#### Task directions
Go through the records and show each line where the word "terenie" occurs.

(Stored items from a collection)
☆ ☆ ☆ ☆

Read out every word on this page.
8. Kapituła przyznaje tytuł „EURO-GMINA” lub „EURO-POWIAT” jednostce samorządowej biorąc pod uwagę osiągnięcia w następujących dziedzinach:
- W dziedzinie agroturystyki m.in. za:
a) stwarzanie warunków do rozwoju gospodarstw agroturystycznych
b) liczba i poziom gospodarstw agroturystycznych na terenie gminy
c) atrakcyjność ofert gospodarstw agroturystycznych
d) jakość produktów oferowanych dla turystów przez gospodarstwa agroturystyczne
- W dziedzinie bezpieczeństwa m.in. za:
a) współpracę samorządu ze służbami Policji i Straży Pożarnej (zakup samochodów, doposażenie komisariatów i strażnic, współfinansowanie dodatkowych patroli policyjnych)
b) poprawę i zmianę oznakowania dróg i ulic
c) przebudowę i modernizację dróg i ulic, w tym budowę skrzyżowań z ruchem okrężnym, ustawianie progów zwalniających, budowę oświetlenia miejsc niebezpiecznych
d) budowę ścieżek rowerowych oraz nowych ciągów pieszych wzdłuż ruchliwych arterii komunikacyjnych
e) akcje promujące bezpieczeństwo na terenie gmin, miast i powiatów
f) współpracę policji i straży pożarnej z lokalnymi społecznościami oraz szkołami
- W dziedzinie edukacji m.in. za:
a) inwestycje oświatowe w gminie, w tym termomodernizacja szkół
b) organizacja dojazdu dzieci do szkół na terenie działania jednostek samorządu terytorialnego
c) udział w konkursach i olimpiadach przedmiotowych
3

☆ ☆ ☆ ☆

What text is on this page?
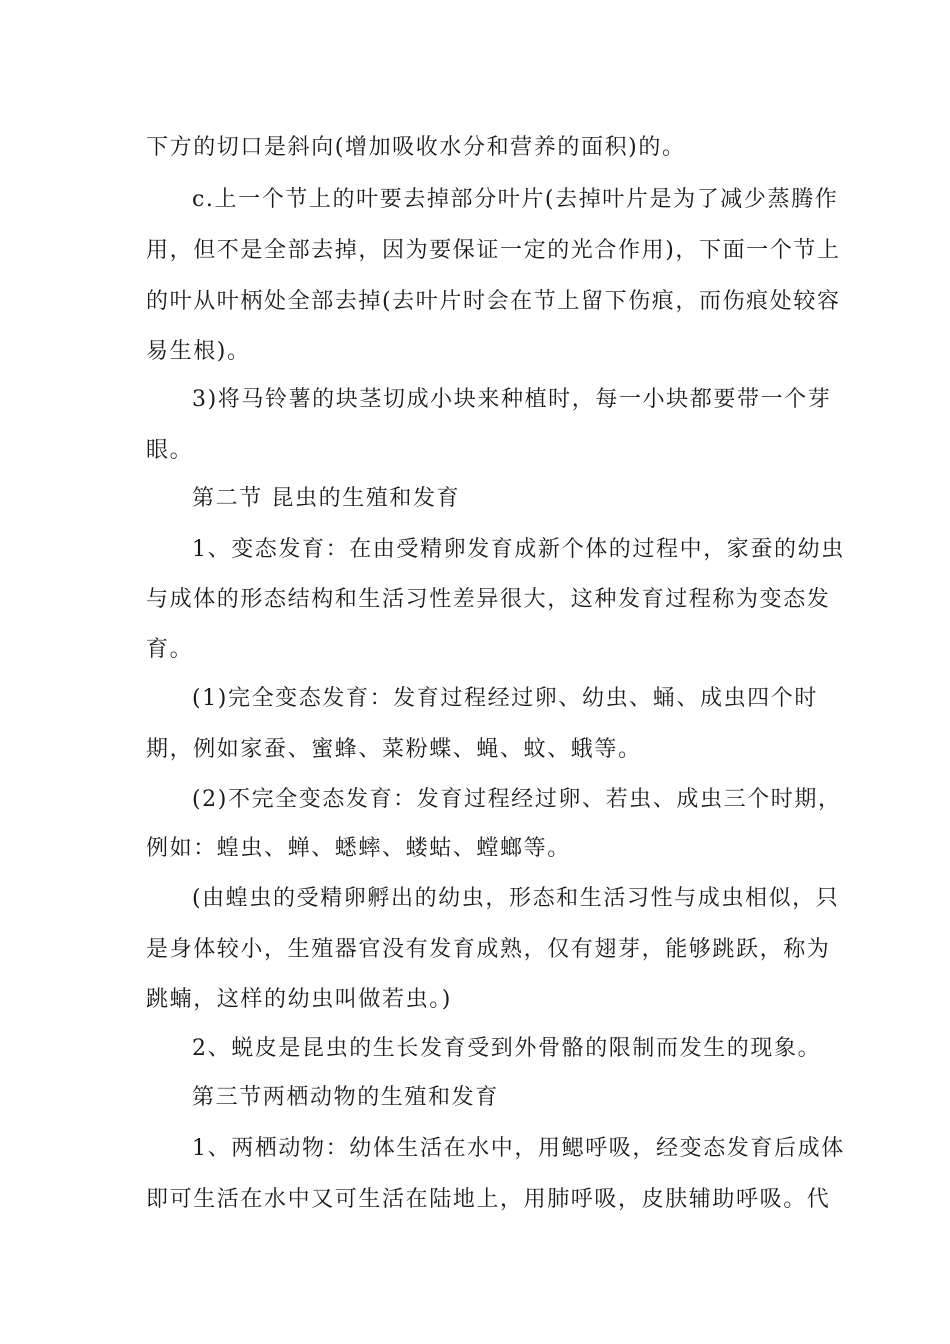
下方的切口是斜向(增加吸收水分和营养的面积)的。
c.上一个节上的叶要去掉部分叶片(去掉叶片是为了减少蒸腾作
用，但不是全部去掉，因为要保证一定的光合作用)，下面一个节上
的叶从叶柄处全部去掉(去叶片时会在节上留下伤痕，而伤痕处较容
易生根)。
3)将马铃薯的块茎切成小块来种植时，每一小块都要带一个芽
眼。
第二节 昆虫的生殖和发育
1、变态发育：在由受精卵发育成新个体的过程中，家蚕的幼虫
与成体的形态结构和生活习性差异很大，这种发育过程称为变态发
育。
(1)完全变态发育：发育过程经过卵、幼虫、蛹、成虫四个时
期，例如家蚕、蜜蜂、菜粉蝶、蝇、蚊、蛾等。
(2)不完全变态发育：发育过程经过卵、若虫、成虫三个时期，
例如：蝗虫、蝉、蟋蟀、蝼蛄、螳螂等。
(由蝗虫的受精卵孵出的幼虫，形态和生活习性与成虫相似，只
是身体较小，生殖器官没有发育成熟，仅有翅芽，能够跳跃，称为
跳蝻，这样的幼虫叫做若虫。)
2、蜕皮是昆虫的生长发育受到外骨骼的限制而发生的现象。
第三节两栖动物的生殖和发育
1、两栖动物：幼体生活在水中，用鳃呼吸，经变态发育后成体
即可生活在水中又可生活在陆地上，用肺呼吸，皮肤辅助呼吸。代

☆ ☆ ☆ ☆

#### Solution to this task
b) liczba i poziom gospodarstw agroturystycznych na terenie gminy
e) akcje promujące bezpieczeństwo na terenie gmin, miast i powiatów
b) organizacja dojazdu dzieci do szkół na terenie działania jednostek samorządu terytorialnego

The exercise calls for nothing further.